Given records

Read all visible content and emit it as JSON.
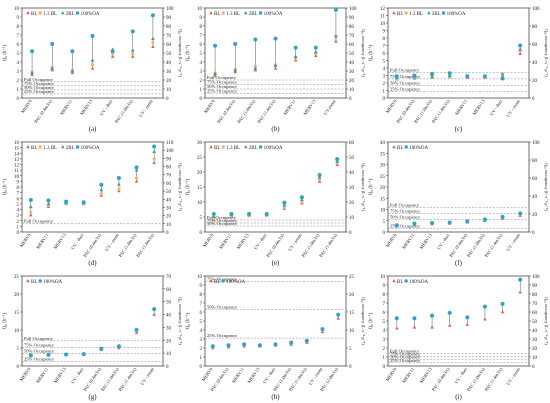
{
  "figure": {
    "background": "#ffffff",
    "colors": {
      "BL": "#e8595b",
      "1.3 BL": "#f2b277",
      "2BL": "#3a9a8a",
      "100%OA": "#2fa3c9",
      "range_line": "#555555",
      "occupancy_line": "#888888",
      "axis": "#333333"
    }
  },
  "chart_data": [
    {
      "panel": "(a)",
      "type": "scatter",
      "ylabel": "Q₀ (h⁻¹)",
      "y2label": "Q₀, occupancy (L·s⁻¹·p⁻¹)",
      "ylim": [
        0,
        10
      ],
      "yticks": [
        0,
        1,
        2,
        3,
        4,
        5,
        6,
        7,
        8,
        9,
        10
      ],
      "y2lim": [
        0,
        100
      ],
      "y2ticks": [
        0,
        10,
        20,
        30,
        40,
        50,
        60,
        70,
        80,
        90,
        100
      ],
      "legend": [
        "BL",
        "1.3 BL",
        "2BL",
        "100%OA"
      ],
      "categories": [
        "MERV9",
        "PAC (0.4m3/s)",
        "MERV11",
        "MERV13",
        "UV - duct",
        "PAC (1.0m3/s)",
        "UV - room"
      ],
      "series": [
        {
          "name": "BL",
          "values": [
            2.6,
            3.1,
            2.8,
            3.3,
            4.6,
            4.6,
            5.7
          ]
        },
        {
          "name": "1.3 BL",
          "values": [
            2.9,
            3.4,
            3.1,
            3.7,
            4.9,
            4.9,
            6.2
          ]
        },
        {
          "name": "2BL",
          "values": [
            2.8,
            3.3,
            3.0,
            4.2,
            5.4,
            5.3,
            6.6
          ]
        },
        {
          "name": "100%OA",
          "values": [
            5.2,
            6.0,
            5.2,
            6.9,
            5.2,
            7.4,
            9.2
          ]
        }
      ],
      "occupancy_lines": [
        {
          "label": "Full Occupancy",
          "y": 1.8
        },
        {
          "label": "75% Occupancy",
          "y": 1.35
        },
        {
          "label": "50% Occupancy",
          "y": 0.9
        },
        {
          "label": "25% Occupancy",
          "y": 0.45
        }
      ],
      "xlabel": ""
    },
    {
      "panel": "(b)",
      "type": "scatter",
      "ylabel": "Q₀ (h⁻¹)",
      "y2label": "Q₀, occupancy (L·s⁻¹·p⁻¹)",
      "ylim": [
        0,
        10
      ],
      "yticks": [
        0,
        1,
        2,
        3,
        4,
        5,
        6,
        7,
        8,
        9,
        10
      ],
      "y2lim": [
        0,
        100
      ],
      "y2ticks": [
        0,
        10,
        20,
        30,
        40,
        50,
        60,
        70,
        80,
        90,
        100
      ],
      "legend": [
        "BL",
        "1.3 BL",
        "2BL",
        "100%OA"
      ],
      "categories": [
        "MERV9",
        "PAC (0.4m3/s)",
        "PAC (1.0m3/s)",
        "PAC (1.4m3/s)",
        "MERV11",
        "MERV13",
        "UV-room"
      ],
      "series": [
        {
          "name": "BL",
          "values": [
            2.5,
            2.9,
            3.1,
            3.3,
            4.2,
            4.7,
            6.3
          ]
        },
        {
          "name": "1.3 BL",
          "values": [
            2.8,
            3.2,
            3.5,
            3.7,
            4.5,
            5.0,
            6.7
          ]
        },
        {
          "name": "2BL",
          "values": [
            2.7,
            3.1,
            3.3,
            3.6,
            4.6,
            5.1,
            6.9
          ]
        },
        {
          "name": "100%OA",
          "values": [
            5.8,
            6.0,
            6.5,
            6.6,
            5.6,
            5.6,
            9.8
          ]
        }
      ],
      "occupancy_lines": [
        {
          "label": "Full Occupancy",
          "y": 2.0
        },
        {
          "label": "75% Occupancy",
          "y": 1.5
        },
        {
          "label": "50% Occupancy",
          "y": 1.0
        },
        {
          "label": "25% Occupancy",
          "y": 0.5
        }
      ],
      "xlabel": ""
    },
    {
      "panel": "(c)",
      "type": "scatter",
      "ylabel": "Q₀ (h⁻¹)",
      "y2label": "Q₀, occupancy (L·s⁻¹·p⁻¹)",
      "ylim": [
        0,
        12
      ],
      "yticks": [
        0,
        1,
        2,
        3,
        4,
        5,
        6,
        7,
        8,
        9,
        10,
        11,
        12
      ],
      "y2lim": [
        0,
        100
      ],
      "y2ticks": [
        0,
        20,
        40,
        60,
        80,
        100
      ],
      "legend": [
        "BL",
        "1.3 BL",
        "2BL",
        "100%OA"
      ],
      "categories": [
        "MERV9",
        "PAC (0.4m3/s)",
        "PAC (1.0m3/s)",
        "PAC (1.4m3/s)",
        "MERV11",
        "MERV13",
        "UV - duct",
        "UV - room"
      ],
      "series": [
        {
          "name": "BL",
          "values": [
            2.5,
            2.6,
            2.7,
            2.8,
            2.7,
            2.7,
            3.0,
            5.9
          ]
        },
        {
          "name": "1.3 BL",
          "values": [
            2.6,
            2.7,
            2.8,
            2.9,
            2.8,
            2.8,
            3.1,
            6.3
          ]
        },
        {
          "name": "2BL",
          "values": [
            2.7,
            2.8,
            2.9,
            3.0,
            2.9,
            2.9,
            3.2,
            6.5
          ]
        },
        {
          "name": "100%OA",
          "values": [
            2.9,
            3.0,
            3.2,
            3.3,
            2.9,
            2.9,
            2.6,
            7.0
          ]
        }
      ],
      "occupancy_lines": [
        {
          "label": "Full Occupancy",
          "y": 3.4
        },
        {
          "label": "75% Occupancy",
          "y": 2.55
        },
        {
          "label": "50% Occupancy",
          "y": 1.7
        },
        {
          "label": "25% Occupancy",
          "y": 0.85
        }
      ],
      "xlabel": ""
    },
    {
      "panel": "(d)",
      "type": "scatter",
      "ylabel": "Q₀ (h⁻¹)",
      "y2label": "Q₀, occupancy (L·s⁻¹·p⁻¹)",
      "ylim": [
        0,
        16
      ],
      "yticks": [
        0,
        1,
        2,
        3,
        4,
        5,
        6,
        7,
        8,
        9,
        10,
        11,
        12,
        13,
        14,
        15,
        16
      ],
      "y2lim": [
        0,
        110
      ],
      "y2ticks": [
        0,
        10,
        20,
        30,
        40,
        50,
        60,
        70,
        80,
        90,
        100,
        110
      ],
      "legend": [
        "BL",
        "1.3 BL",
        "2BL",
        "100%OA"
      ],
      "categories": [
        "MERV9",
        "MERV11",
        "MERV13",
        "UV - duct",
        "PAC (0.4m3/s)",
        "UV - room",
        "PAC (1.0m3/s)",
        "PAC (1.4m3/s)"
      ],
      "series": [
        {
          "name": "BL",
          "values": [
            3.0,
            4.5,
            5.0,
            5.0,
            6.5,
            7.3,
            9.0,
            12.3
          ]
        },
        {
          "name": "1.3 BL",
          "values": [
            3.5,
            4.7,
            5.1,
            5.1,
            6.8,
            7.6,
            9.6,
            13.0
          ]
        },
        {
          "name": "2BL",
          "values": [
            4.5,
            5.0,
            5.2,
            5.2,
            7.5,
            8.5,
            11.0,
            14.3
          ]
        },
        {
          "name": "100%OA",
          "values": [
            5.7,
            5.6,
            5.4,
            5.3,
            8.4,
            9.6,
            11.5,
            15.2
          ]
        }
      ],
      "occupancy_lines": [
        {
          "label": "Full Occupancy",
          "y": 1.5
        }
      ],
      "xlabel": ""
    },
    {
      "panel": "(e)",
      "type": "scatter",
      "ylabel": "Q₀ (h⁻¹)",
      "y2label": "Q₀, occupancy (L·s⁻¹·p⁻¹)",
      "ylim": [
        0,
        30
      ],
      "yticks": [
        0,
        5,
        10,
        15,
        20,
        25,
        30
      ],
      "y2lim": [
        0,
        60
      ],
      "y2ticks": [
        0,
        10,
        20,
        30,
        40,
        50,
        60
      ],
      "legend": [
        "BL",
        "1.3 BL",
        "2BL",
        "100%OA"
      ],
      "categories": [
        "MERV9",
        "MERV11",
        "MERV13",
        "UV - duct",
        "PAC (0.4m3/s)",
        "UV - room",
        "PAC (1.0m3/s)",
        "PAC (1.4m3/s)"
      ],
      "series": [
        {
          "name": "BL",
          "values": [
            4.2,
            5.3,
            5.4,
            5.5,
            7.8,
            9.6,
            16.8,
            22.4
          ]
        },
        {
          "name": "1.3 BL",
          "values": [
            4.6,
            5.5,
            5.6,
            5.6,
            8.3,
            10.1,
            17.5,
            23.0
          ]
        },
        {
          "name": "2BL",
          "values": [
            5.2,
            5.8,
            5.8,
            5.8,
            9.0,
            10.8,
            18.3,
            23.6
          ]
        },
        {
          "name": "100%OA",
          "values": [
            6.0,
            6.0,
            6.0,
            6.0,
            9.8,
            11.6,
            19.0,
            24.3
          ]
        }
      ],
      "occupancy_lines": [
        {
          "label": "Full Occupancy",
          "y": 4.0
        },
        {
          "label": "75% Occupancy",
          "y": 3.0
        },
        {
          "label": "50% Occupancy",
          "y": 2.0
        }
      ],
      "xlabel": ""
    },
    {
      "panel": "(f)",
      "type": "scatter",
      "ylabel": "Q₀ (h⁻¹)",
      "y2label": "Q₀, occupancy (L·s⁻¹·p⁻¹)",
      "ylim": [
        0,
        40
      ],
      "yticks": [
        0,
        5,
        10,
        15,
        20,
        25,
        30,
        35,
        40
      ],
      "y2lim": [
        0,
        100
      ],
      "y2ticks": [
        0,
        20,
        40,
        60,
        80,
        100
      ],
      "legend": [
        "BL",
        "100%OA"
      ],
      "categories": [
        "MERV9",
        "MERV11",
        "MERV13",
        "UV - duct",
        "PAC (0.4m3/s)",
        "PAC (1.0m3/s)",
        "PAC (1.4m3/s)",
        "UV - room"
      ],
      "series": [
        {
          "name": "BL",
          "values": [
            2.5,
            3.5,
            3.6,
            3.8,
            4.3,
            5.0,
            6.0,
            7.3
          ]
        },
        {
          "name": "100%OA",
          "values": [
            3.0,
            3.8,
            4.0,
            4.2,
            4.8,
            5.6,
            6.7,
            8.3
          ]
        }
      ],
      "occupancy_lines": [
        {
          "label": "Full Occupancy",
          "y": 11.0
        },
        {
          "label": "75% Occupancy",
          "y": 8.3
        },
        {
          "label": "50% Occupancy",
          "y": 5.5
        },
        {
          "label": "25% Occupancy",
          "y": 1.5
        }
      ],
      "xlabel": ""
    },
    {
      "panel": "(g)",
      "type": "scatter",
      "ylabel": "Q₀ (h⁻¹)",
      "y2label": "Q₀, occupancy (L·s⁻¹·p⁻¹)",
      "ylim": [
        0,
        25
      ],
      "yticks": [
        0,
        5,
        10,
        15,
        20,
        25
      ],
      "y2lim": [
        0,
        70
      ],
      "y2ticks": [
        0,
        10,
        20,
        30,
        40,
        50,
        60,
        70
      ],
      "legend": [
        "BL",
        "100%OA"
      ],
      "categories": [
        "MERV9",
        "MERV11",
        "MERV13",
        "UV - duct",
        "PAC (0.4m3/s)",
        "PAC (1.0m3/s)",
        "PAC (1.4m3/s)",
        "UV - room"
      ],
      "series": [
        {
          "name": "BL",
          "values": [
            2.8,
            3.0,
            3.1,
            3.2,
            4.5,
            5.0,
            9.3,
            14.3
          ]
        },
        {
          "name": "100%OA",
          "values": [
            3.0,
            3.1,
            3.2,
            3.3,
            4.8,
            5.5,
            10.0,
            15.8
          ]
        }
      ],
      "occupancy_lines": [
        {
          "label": "Full Occupancy",
          "y": 7.0
        },
        {
          "label": "75% Occupancy",
          "y": 5.2
        },
        {
          "label": "50% Occupancy",
          "y": 3.5
        },
        {
          "label": "25% Occupancy",
          "y": 1.2
        }
      ],
      "xlabel": ""
    },
    {
      "panel": "(h)",
      "type": "scatter",
      "ylabel": "Q₀ (h⁻¹)",
      "y2label": "Q₀, occupancy (L·s⁻¹·p⁻¹)",
      "ylim": [
        0,
        10
      ],
      "yticks": [
        0,
        1,
        2,
        3,
        4,
        5,
        6,
        7,
        8,
        9,
        10
      ],
      "y2lim": [
        0,
        25
      ],
      "y2ticks": [
        0,
        5,
        10,
        15,
        20,
        25
      ],
      "legend": [
        "BL",
        "100%OA"
      ],
      "categories": [
        "MERV9",
        "PAC (0.4m3/s)",
        "MERV11",
        "MERV13",
        "UV - duct",
        "PAC (1.0m3/s)",
        "PAC (1.4m3/s)",
        "UV - room",
        "PAC (2.0m3/s)"
      ],
      "series": [
        {
          "name": "BL",
          "values": [
            2.0,
            2.1,
            2.2,
            2.2,
            2.3,
            2.4,
            2.6,
            3.8,
            5.3
          ]
        },
        {
          "name": "100%OA",
          "values": [
            2.2,
            2.3,
            2.4,
            2.3,
            2.4,
            2.6,
            2.8,
            4.1,
            5.7
          ]
        }
      ],
      "occupancy_lines": [
        {
          "label": "75% Occupancy",
          "y": 9.4
        },
        {
          "label": "50% Occupancy",
          "y": 6.3
        },
        {
          "label": "25% Occupancy",
          "y": 3.1
        }
      ],
      "xlabel": ""
    },
    {
      "panel": "(i)",
      "type": "scatter",
      "ylabel": "Q₀ (h⁻¹)",
      "y2label": "Q₀, occupancy (L·s⁻¹·p⁻¹)",
      "ylim": [
        0,
        10
      ],
      "yticks": [
        0,
        1,
        2,
        3,
        4,
        5,
        6,
        7,
        8,
        9,
        10
      ],
      "y2lim": [
        0,
        100
      ],
      "y2ticks": [
        0,
        10,
        20,
        30,
        40,
        50,
        60,
        70,
        80,
        90,
        100
      ],
      "legend": [
        "BL",
        "100%OA"
      ],
      "categories": [
        "MERV9",
        "MERV11",
        "MERV13",
        "PAC (0.4m3/s)",
        "UV - duct",
        "PAC (1.0m3/s)",
        "PAC (1.4m3/s)",
        "UV - room"
      ],
      "series": [
        {
          "name": "BL",
          "values": [
            4.2,
            4.3,
            4.3,
            4.5,
            4.6,
            5.2,
            6.0,
            8.2
          ]
        },
        {
          "name": "100%OA",
          "values": [
            5.3,
            5.3,
            5.6,
            5.9,
            5.4,
            6.6,
            6.9,
            9.6
          ]
        }
      ],
      "occupancy_lines": [
        {
          "label": "Full Occupancy",
          "y": 1.4
        },
        {
          "label": "75% Occupancy",
          "y": 1.05
        },
        {
          "label": "50% Occupancy",
          "y": 0.7
        },
        {
          "label": "25% Occupancy",
          "y": 0.35
        }
      ],
      "xlabel": ""
    }
  ]
}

Task goal
Report the count of lines in the entries that contain the string "panel", and nothing besides it.

Solution to this exercise
9